Directions: What follows is a block of records; reproduce all of it verbatim.

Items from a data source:
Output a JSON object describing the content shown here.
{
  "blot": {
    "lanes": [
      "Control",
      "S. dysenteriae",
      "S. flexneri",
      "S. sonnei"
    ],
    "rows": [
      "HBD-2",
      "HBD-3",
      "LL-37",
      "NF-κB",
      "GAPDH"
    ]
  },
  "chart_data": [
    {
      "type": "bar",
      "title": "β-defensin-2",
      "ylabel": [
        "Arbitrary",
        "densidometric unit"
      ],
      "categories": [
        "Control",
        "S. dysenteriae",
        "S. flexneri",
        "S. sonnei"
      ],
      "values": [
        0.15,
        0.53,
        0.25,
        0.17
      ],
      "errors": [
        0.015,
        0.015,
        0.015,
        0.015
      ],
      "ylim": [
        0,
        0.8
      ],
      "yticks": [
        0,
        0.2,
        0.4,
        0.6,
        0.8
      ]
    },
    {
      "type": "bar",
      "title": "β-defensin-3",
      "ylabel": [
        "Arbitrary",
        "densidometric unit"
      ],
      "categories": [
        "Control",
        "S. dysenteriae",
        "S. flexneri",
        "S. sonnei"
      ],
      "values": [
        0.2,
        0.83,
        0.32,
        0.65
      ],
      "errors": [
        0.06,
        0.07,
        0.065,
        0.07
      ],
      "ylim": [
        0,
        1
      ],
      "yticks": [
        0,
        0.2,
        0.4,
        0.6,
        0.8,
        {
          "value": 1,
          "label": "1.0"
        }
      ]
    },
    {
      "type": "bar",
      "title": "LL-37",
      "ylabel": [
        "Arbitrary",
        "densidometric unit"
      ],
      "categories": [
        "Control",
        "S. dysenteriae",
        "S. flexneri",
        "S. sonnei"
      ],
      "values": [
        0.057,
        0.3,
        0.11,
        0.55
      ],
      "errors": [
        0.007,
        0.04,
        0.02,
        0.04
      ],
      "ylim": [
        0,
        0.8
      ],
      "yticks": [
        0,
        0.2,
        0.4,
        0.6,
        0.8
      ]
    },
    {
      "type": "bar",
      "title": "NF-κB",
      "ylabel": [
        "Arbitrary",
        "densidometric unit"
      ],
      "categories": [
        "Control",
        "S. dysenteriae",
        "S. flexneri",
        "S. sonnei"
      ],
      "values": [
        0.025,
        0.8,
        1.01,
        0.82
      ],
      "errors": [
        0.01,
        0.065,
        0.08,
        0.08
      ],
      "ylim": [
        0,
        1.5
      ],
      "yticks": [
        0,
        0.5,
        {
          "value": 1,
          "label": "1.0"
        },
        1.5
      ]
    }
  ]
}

Completed exercise:
Output a JSON object describing the content shown here.
{
  "blot": {
    "lanes": [
      "Control",
      "S. dysenteriae",
      "S. flexneri",
      "S. sonnei"
    ],
    "rows": [
      "HBD-2",
      "HBD-3",
      "LL-37",
      "NF-κB",
      "GAPDH"
    ]
  },
  "chart_data": [
    {
      "type": "bar",
      "title": "β-defensin-2",
      "ylabel": [
        "Arbitrary",
        "densidometric unit"
      ],
      "categories": [
        "Control",
        "S. dysenteriae",
        "S. flexneri",
        "S. sonnei"
      ],
      "values": [
        0.15,
        0.53,
        0.25,
        0.17
      ],
      "errors": [
        0.015,
        0.015,
        0.015,
        0.015
      ],
      "ylim": [
        0,
        0.8
      ],
      "yticks": [
        0,
        0.2,
        0.4,
        0.6,
        0.8
      ]
    },
    {
      "type": "bar",
      "title": "β-defensin-3",
      "ylabel": [
        "Arbitrary",
        "densidometric unit"
      ],
      "categories": [
        "Control",
        "S. dysenteriae",
        "S. flexneri",
        "S. sonnei"
      ],
      "values": [
        0.2,
        0.83,
        0.32,
        0.65
      ],
      "errors": [
        0.06,
        0.07,
        0.065,
        0.07
      ],
      "ylim": [
        0,
        1
      ],
      "yticks": [
        0,
        0.2,
        0.4,
        0.6,
        0.8,
        {
          "value": 1,
          "label": "1.0"
        }
      ]
    },
    {
      "type": "bar",
      "title": "LL-37",
      "ylabel": [
        "Arbitrary",
        "densidometric unit"
      ],
      "categories": [
        "Control",
        "S. dysenteriae",
        "S. flexneri",
        "S. sonnei"
      ],
      "values": [
        0.057,
        0.3,
        0.11,
        0.55
      ],
      "errors": [
        0.007,
        0.04,
        0.02,
        0.04
      ],
      "ylim": [
        0,
        0.8
      ],
      "yticks": [
        0,
        0.2,
        0.4,
        0.6,
        0.8
      ]
    },
    {
      "type": "bar",
      "title": "NF-κB",
      "ylabel": [
        "Arbitrary",
        "densidometric unit"
      ],
      "categories": [
        "Control",
        "S. dysenteriae",
        "S. flexneri",
        "S. sonnei"
      ],
      "values": [
        0.025,
        0.8,
        1.01,
        0.82
      ],
      "errors": [
        0.01,
        0.065,
        0.08,
        0.08
      ],
      "ylim": [
        0,
        1.5
      ],
      "yticks": [
        0,
        0.5,
        {
          "value": 1,
          "label": "1.0"
        },
        1.5
      ]
    }
  ]
}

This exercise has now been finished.